WHAT IS REQUIRED:
State how many lines contain the string "Channels", and write nothing else.

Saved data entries
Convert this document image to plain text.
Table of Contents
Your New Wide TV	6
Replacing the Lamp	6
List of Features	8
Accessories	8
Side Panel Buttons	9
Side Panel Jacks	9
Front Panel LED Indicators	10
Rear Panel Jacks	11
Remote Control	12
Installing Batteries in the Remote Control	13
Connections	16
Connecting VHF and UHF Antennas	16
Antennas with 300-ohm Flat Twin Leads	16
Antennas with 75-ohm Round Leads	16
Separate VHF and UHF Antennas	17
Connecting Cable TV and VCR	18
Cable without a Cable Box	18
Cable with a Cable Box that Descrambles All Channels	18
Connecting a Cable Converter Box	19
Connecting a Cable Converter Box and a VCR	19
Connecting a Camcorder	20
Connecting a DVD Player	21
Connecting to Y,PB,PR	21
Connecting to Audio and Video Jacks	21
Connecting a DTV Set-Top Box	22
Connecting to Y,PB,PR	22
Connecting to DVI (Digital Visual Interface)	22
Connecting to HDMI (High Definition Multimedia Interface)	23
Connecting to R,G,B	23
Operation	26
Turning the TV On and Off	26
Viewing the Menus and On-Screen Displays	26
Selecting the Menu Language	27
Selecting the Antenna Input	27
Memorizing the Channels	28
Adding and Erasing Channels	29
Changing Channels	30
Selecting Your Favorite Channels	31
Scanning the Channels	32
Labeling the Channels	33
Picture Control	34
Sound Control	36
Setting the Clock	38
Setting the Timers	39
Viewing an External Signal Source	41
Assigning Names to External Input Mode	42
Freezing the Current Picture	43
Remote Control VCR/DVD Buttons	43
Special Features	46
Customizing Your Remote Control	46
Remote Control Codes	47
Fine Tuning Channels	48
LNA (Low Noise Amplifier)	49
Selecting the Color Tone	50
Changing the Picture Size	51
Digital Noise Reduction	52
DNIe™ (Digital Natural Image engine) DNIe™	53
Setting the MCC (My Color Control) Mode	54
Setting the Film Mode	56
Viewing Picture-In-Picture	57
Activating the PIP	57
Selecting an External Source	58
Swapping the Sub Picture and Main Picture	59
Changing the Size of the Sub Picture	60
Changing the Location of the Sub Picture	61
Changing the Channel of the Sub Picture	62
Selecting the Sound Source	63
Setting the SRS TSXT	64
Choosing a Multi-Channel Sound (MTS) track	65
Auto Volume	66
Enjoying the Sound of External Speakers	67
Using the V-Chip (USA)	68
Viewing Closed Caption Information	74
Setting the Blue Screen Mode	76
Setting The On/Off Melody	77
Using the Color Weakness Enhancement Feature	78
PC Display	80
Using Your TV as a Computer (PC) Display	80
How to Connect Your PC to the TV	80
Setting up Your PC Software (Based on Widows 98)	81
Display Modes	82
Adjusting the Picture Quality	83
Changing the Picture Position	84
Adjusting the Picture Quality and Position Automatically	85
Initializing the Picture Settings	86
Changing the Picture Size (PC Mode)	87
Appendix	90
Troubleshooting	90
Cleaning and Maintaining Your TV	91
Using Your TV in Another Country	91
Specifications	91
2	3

==

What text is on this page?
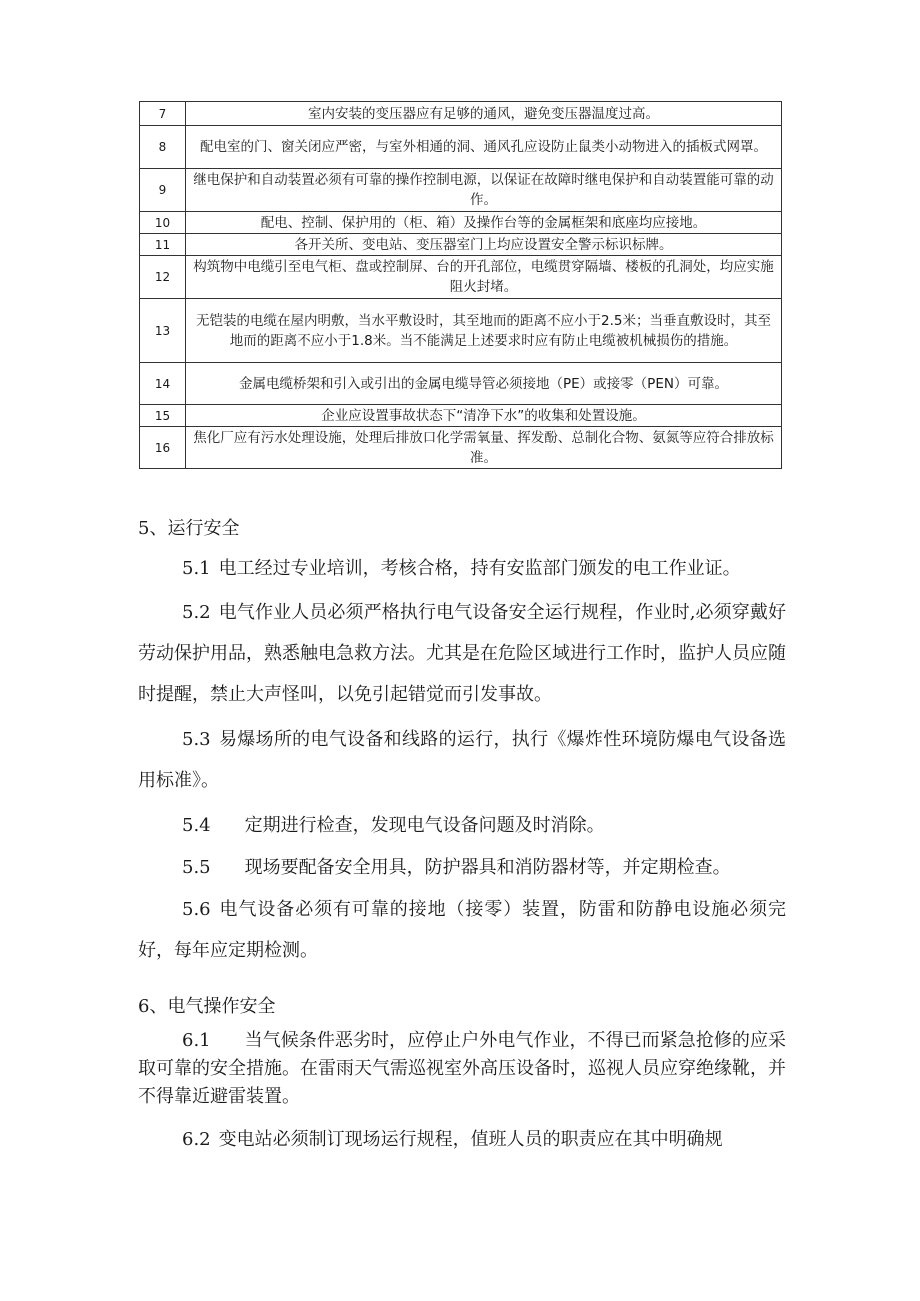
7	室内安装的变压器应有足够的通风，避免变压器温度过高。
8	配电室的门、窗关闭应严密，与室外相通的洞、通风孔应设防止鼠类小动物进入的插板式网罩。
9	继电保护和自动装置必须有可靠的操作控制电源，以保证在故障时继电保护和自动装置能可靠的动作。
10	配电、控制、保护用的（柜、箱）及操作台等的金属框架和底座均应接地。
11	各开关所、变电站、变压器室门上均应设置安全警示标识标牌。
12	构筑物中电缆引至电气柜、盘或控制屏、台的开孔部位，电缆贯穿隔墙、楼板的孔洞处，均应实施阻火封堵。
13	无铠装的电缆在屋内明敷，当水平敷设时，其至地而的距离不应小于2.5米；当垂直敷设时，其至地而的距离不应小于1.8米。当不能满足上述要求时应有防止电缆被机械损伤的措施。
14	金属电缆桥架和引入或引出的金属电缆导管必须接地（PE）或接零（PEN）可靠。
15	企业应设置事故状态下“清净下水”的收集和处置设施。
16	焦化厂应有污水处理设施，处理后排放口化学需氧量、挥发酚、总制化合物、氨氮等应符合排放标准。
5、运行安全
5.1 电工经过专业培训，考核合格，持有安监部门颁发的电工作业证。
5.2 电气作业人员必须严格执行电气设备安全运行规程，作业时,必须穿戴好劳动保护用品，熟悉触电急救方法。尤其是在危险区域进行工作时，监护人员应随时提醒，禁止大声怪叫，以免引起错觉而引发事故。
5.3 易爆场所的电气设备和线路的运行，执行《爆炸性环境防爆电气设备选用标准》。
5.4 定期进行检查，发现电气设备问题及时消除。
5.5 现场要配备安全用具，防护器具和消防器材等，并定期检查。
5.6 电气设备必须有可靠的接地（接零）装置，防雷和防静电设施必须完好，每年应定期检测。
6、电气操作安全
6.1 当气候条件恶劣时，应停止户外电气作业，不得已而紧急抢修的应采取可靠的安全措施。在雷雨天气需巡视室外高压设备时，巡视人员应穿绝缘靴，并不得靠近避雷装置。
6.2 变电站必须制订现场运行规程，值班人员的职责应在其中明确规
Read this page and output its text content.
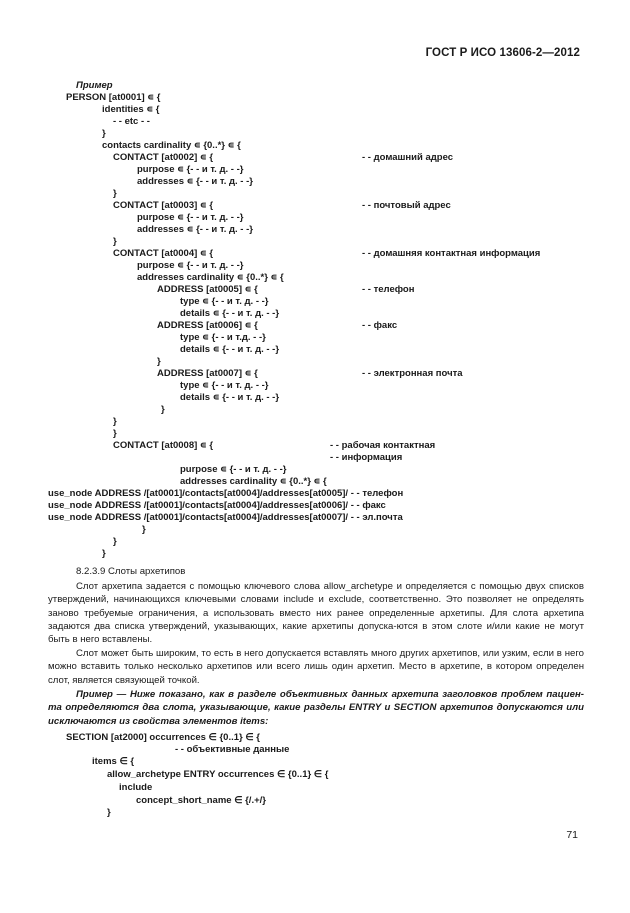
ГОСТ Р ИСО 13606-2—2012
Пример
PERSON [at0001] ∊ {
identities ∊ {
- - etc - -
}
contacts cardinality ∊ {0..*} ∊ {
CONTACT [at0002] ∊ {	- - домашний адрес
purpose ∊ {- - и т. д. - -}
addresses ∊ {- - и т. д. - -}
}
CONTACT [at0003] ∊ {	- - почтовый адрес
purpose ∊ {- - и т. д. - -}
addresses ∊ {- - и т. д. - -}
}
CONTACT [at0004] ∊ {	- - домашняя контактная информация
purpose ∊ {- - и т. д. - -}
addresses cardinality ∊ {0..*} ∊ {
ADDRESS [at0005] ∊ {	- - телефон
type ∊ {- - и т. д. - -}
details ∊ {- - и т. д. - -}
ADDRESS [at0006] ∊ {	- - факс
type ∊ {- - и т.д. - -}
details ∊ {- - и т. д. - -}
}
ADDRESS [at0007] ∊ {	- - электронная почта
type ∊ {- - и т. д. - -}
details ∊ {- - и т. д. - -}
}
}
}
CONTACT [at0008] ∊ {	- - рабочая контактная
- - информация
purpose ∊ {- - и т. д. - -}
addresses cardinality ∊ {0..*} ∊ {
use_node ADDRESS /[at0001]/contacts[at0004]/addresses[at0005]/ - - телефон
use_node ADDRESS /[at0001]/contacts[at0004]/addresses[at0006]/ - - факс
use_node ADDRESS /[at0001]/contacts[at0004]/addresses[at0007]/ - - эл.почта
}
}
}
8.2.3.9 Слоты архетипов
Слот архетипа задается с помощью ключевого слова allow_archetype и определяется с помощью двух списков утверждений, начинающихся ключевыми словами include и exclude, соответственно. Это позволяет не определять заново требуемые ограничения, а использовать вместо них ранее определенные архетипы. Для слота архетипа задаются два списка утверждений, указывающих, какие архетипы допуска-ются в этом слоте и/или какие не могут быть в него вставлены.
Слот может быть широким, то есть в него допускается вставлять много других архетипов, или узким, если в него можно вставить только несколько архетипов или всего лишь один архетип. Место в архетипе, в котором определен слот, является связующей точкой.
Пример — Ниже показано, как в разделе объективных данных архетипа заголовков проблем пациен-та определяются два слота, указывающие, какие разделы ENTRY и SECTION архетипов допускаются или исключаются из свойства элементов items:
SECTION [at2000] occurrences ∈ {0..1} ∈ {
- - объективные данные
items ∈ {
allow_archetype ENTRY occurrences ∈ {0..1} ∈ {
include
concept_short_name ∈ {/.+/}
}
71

==

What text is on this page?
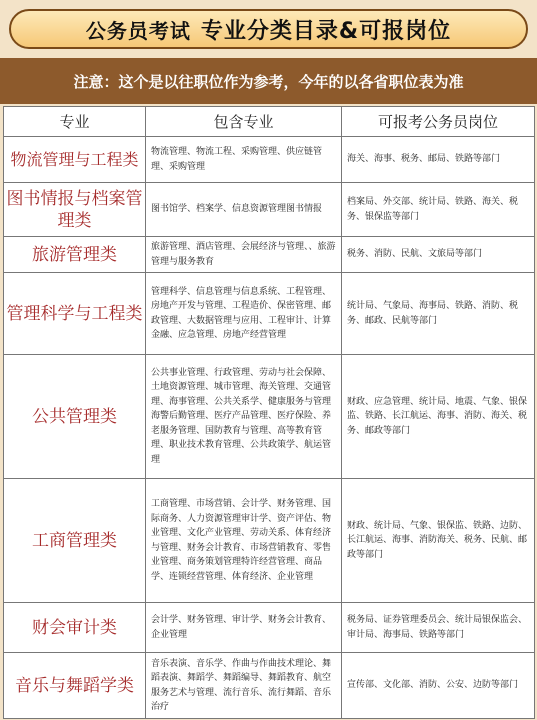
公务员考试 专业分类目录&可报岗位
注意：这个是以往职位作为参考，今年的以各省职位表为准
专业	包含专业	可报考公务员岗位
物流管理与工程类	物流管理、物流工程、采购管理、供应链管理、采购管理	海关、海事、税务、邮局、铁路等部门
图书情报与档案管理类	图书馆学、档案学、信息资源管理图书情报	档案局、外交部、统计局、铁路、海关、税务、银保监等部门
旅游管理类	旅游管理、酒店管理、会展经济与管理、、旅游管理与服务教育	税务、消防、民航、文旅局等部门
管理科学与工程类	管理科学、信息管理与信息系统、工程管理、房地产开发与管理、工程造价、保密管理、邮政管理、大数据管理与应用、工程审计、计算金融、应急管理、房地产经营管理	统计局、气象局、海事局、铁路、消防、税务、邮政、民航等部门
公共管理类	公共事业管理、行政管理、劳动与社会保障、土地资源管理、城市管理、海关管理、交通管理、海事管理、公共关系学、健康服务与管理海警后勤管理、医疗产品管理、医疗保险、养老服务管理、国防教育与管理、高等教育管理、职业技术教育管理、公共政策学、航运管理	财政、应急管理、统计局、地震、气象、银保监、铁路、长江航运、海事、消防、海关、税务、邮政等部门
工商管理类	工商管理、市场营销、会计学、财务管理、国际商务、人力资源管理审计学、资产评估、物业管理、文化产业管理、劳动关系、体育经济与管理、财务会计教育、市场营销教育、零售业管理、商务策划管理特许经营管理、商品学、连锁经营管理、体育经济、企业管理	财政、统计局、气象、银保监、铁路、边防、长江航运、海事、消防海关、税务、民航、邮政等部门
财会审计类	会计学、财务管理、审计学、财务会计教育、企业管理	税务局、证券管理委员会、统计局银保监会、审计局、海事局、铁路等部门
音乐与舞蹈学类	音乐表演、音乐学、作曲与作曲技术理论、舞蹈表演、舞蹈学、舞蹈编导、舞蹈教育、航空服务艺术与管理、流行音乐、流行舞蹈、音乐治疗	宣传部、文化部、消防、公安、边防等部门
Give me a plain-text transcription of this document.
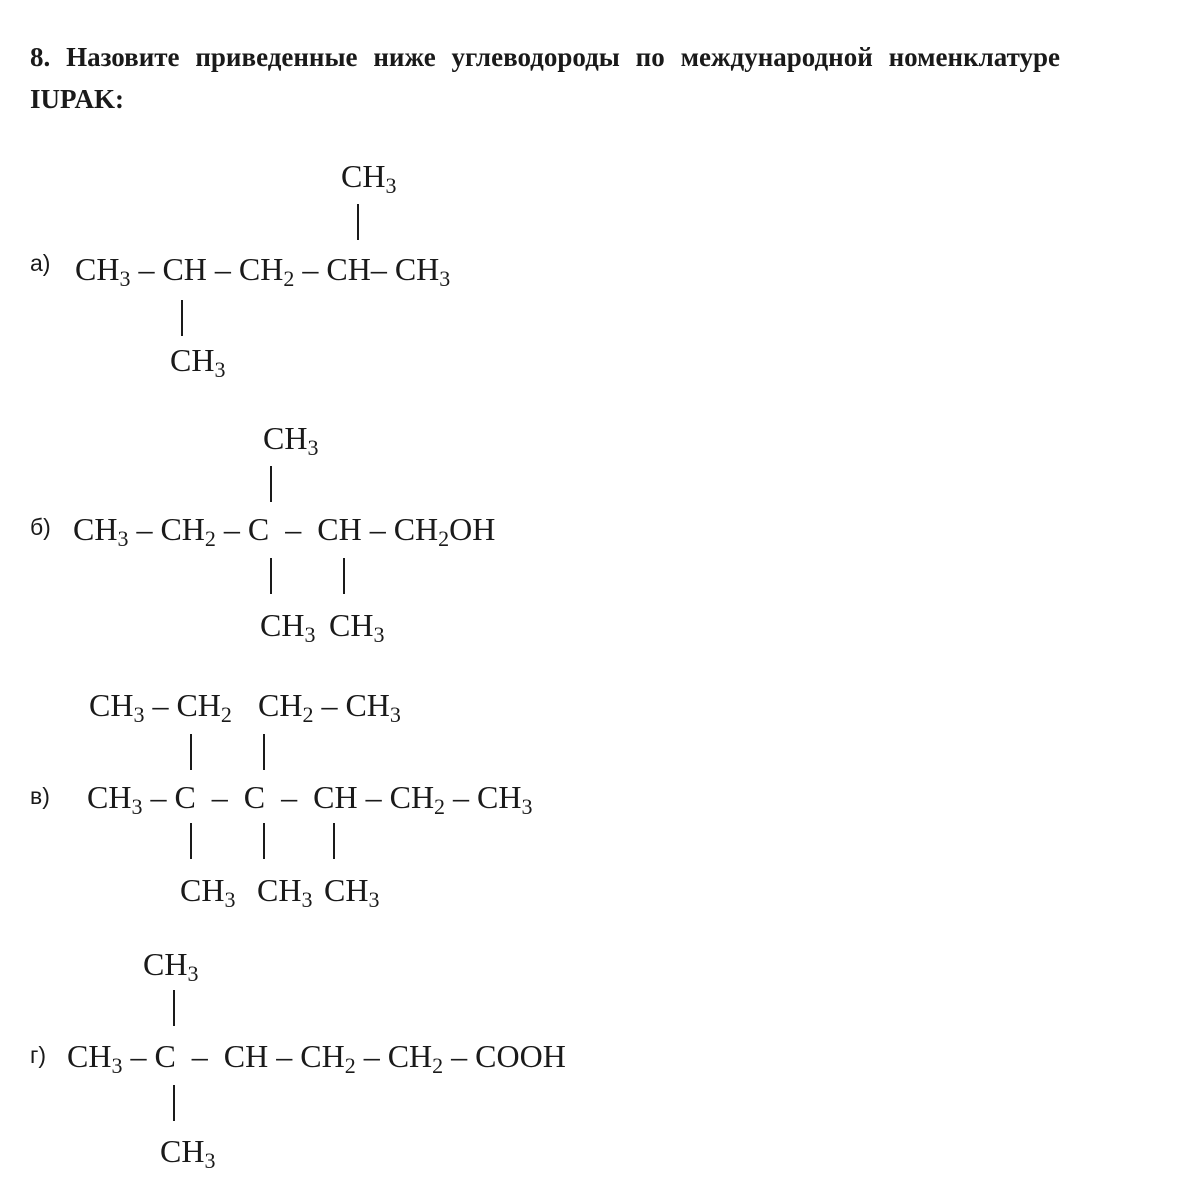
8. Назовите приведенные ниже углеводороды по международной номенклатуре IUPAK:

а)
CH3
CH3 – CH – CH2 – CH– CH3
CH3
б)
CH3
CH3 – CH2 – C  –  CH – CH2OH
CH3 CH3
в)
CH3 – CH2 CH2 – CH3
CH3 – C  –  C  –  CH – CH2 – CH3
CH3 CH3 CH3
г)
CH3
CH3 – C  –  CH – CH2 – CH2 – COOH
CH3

SOLUTION FOR THIS TASK:
8